### What is needed:
Reproduce, word for word, every line starting at the line that contains "Read out every word on this page." and ending with the final line of the entries.

Start Stored records

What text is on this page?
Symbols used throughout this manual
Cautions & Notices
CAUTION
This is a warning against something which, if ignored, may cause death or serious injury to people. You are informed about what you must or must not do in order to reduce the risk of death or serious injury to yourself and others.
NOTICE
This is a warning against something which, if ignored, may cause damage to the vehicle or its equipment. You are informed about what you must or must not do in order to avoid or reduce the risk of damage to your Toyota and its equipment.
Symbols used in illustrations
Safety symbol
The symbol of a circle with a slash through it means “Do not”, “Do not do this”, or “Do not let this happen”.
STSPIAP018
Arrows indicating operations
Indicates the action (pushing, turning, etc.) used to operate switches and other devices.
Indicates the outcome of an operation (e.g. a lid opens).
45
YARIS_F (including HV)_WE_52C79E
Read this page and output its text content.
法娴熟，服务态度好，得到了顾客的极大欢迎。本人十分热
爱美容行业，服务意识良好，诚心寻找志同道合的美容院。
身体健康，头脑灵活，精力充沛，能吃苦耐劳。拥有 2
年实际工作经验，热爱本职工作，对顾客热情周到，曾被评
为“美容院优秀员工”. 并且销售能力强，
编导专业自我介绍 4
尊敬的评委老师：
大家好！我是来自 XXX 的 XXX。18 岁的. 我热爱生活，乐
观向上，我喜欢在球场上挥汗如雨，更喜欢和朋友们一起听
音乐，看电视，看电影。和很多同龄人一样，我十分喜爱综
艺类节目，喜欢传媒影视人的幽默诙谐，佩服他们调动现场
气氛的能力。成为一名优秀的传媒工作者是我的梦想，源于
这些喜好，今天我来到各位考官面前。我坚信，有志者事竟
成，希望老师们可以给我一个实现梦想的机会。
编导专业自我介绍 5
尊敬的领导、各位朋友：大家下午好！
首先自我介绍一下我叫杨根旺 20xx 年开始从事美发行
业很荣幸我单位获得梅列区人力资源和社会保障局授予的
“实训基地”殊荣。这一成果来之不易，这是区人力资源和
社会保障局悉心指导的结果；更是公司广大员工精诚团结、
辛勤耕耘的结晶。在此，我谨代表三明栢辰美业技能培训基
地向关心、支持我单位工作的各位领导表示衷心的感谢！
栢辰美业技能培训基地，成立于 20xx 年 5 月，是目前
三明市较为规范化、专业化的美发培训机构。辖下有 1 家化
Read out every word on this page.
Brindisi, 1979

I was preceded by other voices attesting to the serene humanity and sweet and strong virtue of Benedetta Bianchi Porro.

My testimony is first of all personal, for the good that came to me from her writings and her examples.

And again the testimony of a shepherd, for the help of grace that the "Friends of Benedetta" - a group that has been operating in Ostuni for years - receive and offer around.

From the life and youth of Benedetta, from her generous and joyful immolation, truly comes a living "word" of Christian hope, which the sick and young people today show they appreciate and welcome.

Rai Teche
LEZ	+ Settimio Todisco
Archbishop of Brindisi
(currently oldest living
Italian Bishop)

End Stored records

### The completed task:
Read out every word on this page.
Brindisi, 1979

I was preceded by other voices attesting to the serene humanity and sweet and strong virtue of Benedetta Bianchi Porro.

My testimony is first of all personal, for the good that came to me from her writings and her examples.

And again the testimony of a shepherd, for the help of grace that the "Friends of Benedetta" - a group that has been operating in Ostuni for years - receive and offer around.

From the life and youth of Benedetta, from her generous and joyful immolation, truly comes a living "word" of Christian hope, which the sick and young people today show they appreciate and welcome.

Rai Teche
LEZ	+ Settimio Todisco
Archbishop of Brindisi
(currently oldest living
Italian Bishop)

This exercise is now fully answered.